> **Data supplied**:
◆ ◆ ◆ ◆ ◆ ◆ ◆
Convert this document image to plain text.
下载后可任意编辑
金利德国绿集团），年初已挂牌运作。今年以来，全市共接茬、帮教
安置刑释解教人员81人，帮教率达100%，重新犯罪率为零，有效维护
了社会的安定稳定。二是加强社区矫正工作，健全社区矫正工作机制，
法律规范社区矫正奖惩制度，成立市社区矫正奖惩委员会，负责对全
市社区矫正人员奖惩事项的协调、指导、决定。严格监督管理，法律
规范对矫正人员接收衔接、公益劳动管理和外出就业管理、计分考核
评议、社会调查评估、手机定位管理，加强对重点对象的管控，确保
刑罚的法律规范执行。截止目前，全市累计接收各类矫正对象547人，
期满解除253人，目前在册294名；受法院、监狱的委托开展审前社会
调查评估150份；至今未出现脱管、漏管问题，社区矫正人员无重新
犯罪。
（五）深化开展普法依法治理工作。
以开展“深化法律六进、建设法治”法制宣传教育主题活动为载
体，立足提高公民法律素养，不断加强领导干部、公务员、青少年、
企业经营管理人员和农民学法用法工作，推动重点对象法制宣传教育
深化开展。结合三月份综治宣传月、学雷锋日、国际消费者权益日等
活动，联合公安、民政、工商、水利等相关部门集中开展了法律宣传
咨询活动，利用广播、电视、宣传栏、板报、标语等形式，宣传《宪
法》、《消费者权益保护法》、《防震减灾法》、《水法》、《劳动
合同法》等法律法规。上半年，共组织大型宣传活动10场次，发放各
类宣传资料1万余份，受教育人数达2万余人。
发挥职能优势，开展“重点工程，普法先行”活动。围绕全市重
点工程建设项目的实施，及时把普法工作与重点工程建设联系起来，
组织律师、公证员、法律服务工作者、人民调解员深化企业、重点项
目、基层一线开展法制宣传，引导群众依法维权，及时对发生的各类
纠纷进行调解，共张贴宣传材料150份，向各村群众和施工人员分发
◆ ◆ ◆ ◆ ◆ ◆ ◆
Copy out all of the data exactly, leaving nothing out.

Convert this document image to plain text.
下载后可任意编辑
金利德国绿集团），年初已挂牌运作。今年以来，全市共接茬、帮教
安置刑释解教人员81人，帮教率达100%，重新犯罪率为零，有效维护
了社会的安定稳定。二是加强社区矫正工作，健全社区矫正工作机制，
法律规范社区矫正奖惩制度，成立市社区矫正奖惩委员会，负责对全
市社区矫正人员奖惩事项的协调、指导、决定。严格监督管理，法律
规范对矫正人员接收衔接、公益劳动管理和外出就业管理、计分考核
评议、社会调查评估、手机定位管理，加强对重点对象的管控，确保
刑罚的法律规范执行。截止目前，全市累计接收各类矫正对象547人，
期满解除253人，目前在册294名；受法院、监狱的委托开展审前社会
调查评估150份；至今未出现脱管、漏管问题，社区矫正人员无重新
犯罪。
（五）深化开展普法依法治理工作。
以开展“深化法律六进、建设法治”法制宣传教育主题活动为载
体，立足提高公民法律素养，不断加强领导干部、公务员、青少年、
企业经营管理人员和农民学法用法工作，推动重点对象法制宣传教育
深化开展。结合三月份综治宣传月、学雷锋日、国际消费者权益日等
活动，联合公安、民政、工商、水利等相关部门集中开展了法律宣传
咨询活动，利用广播、电视、宣传栏、板报、标语等形式，宣传《宪
法》、《消费者权益保护法》、《防震减灾法》、《水法》、《劳动
合同法》等法律法规。上半年，共组织大型宣传活动10场次，发放各
类宣传资料1万余份，受教育人数达2万余人。
发挥职能优势，开展“重点工程，普法先行”活动。围绕全市重
点工程建设项目的实施，及时把普法工作与重点工程建设联系起来，
组织律师、公证员、法律服务工作者、人民调解员深化企业、重点项
目、基层一线开展法制宣传，引导群众依法维权，及时对发生的各类
纠纷进行调解，共张贴宣传材料150份，向各村群众和施工人员分发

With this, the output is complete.